Collected data entries:
###
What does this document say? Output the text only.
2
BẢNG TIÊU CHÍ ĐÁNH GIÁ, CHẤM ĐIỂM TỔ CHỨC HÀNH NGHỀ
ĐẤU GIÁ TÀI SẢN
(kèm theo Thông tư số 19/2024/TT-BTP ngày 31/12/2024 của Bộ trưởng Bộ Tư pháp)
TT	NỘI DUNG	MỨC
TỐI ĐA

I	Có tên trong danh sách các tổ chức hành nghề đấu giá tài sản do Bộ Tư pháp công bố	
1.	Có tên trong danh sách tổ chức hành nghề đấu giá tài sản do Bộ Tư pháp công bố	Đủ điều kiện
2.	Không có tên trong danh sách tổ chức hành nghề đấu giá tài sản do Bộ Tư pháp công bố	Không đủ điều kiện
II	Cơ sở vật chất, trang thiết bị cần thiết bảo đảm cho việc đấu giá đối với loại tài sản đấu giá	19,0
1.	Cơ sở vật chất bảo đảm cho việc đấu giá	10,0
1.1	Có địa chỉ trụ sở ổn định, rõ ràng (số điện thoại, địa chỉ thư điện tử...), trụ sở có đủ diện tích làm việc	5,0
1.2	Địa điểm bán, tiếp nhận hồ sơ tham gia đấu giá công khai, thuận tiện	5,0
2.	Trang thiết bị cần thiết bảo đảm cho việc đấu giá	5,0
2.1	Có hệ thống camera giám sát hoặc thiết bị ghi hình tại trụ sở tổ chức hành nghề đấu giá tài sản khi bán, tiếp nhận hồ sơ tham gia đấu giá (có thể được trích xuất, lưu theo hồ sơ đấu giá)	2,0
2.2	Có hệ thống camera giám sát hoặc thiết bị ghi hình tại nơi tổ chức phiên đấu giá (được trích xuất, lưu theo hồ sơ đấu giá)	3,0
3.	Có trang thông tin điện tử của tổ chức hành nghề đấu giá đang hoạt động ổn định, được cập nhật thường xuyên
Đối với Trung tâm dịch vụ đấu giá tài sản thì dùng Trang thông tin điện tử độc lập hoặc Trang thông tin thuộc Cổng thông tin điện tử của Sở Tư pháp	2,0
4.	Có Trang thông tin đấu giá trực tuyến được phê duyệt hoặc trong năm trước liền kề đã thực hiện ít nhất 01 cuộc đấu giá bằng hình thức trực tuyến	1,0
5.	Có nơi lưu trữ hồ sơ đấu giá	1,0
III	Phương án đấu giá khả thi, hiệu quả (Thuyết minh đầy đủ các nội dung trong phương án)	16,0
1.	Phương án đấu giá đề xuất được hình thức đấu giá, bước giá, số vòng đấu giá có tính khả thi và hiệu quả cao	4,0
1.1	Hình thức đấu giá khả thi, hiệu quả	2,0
###
• **TASK DESCRIPTION**
Reproduce the entire listing word for word.

• **WORKED SOLUTION**
What does this document say? Output the text only.
2
BẢNG TIÊU CHÍ ĐÁNH GIÁ, CHẤM ĐIỂM TỔ CHỨC HÀNH NGHỀ
ĐẤU GIÁ TÀI SẢN
(kèm theo Thông tư số 19/2024/TT-BTP ngày 31/12/2024 của Bộ trưởng Bộ Tư pháp)
TT	NỘI DUNG	MỨC
TỐI ĐA

I	Có tên trong danh sách các tổ chức hành nghề đấu giá tài sản do Bộ Tư pháp công bố	
1.	Có tên trong danh sách tổ chức hành nghề đấu giá tài sản do Bộ Tư pháp công bố	Đủ điều kiện
2.	Không có tên trong danh sách tổ chức hành nghề đấu giá tài sản do Bộ Tư pháp công bố	Không đủ điều kiện
II	Cơ sở vật chất, trang thiết bị cần thiết bảo đảm cho việc đấu giá đối với loại tài sản đấu giá	19,0
1.	Cơ sở vật chất bảo đảm cho việc đấu giá	10,0
1.1	Có địa chỉ trụ sở ổn định, rõ ràng (số điện thoại, địa chỉ thư điện tử...), trụ sở có đủ diện tích làm việc	5,0
1.2	Địa điểm bán, tiếp nhận hồ sơ tham gia đấu giá công khai, thuận tiện	5,0
2.	Trang thiết bị cần thiết bảo đảm cho việc đấu giá	5,0
2.1	Có hệ thống camera giám sát hoặc thiết bị ghi hình tại trụ sở tổ chức hành nghề đấu giá tài sản khi bán, tiếp nhận hồ sơ tham gia đấu giá (có thể được trích xuất, lưu theo hồ sơ đấu giá)	2,0
2.2	Có hệ thống camera giám sát hoặc thiết bị ghi hình tại nơi tổ chức phiên đấu giá (được trích xuất, lưu theo hồ sơ đấu giá)	3,0
3.	Có trang thông tin điện tử của tổ chức hành nghề đấu giá đang hoạt động ổn định, được cập nhật thường xuyên
Đối với Trung tâm dịch vụ đấu giá tài sản thì dùng Trang thông tin điện tử độc lập hoặc Trang thông tin thuộc Cổng thông tin điện tử của Sở Tư pháp	2,0
4.	Có Trang thông tin đấu giá trực tuyến được phê duyệt hoặc trong năm trước liền kề đã thực hiện ít nhất 01 cuộc đấu giá bằng hình thức trực tuyến	1,0
5.	Có nơi lưu trữ hồ sơ đấu giá	1,0
III	Phương án đấu giá khả thi, hiệu quả (Thuyết minh đầy đủ các nội dung trong phương án)	16,0
1.	Phương án đấu giá đề xuất được hình thức đấu giá, bước giá, số vòng đấu giá có tính khả thi và hiệu quả cao	4,0
1.1	Hình thức đấu giá khả thi, hiệu quả	2,0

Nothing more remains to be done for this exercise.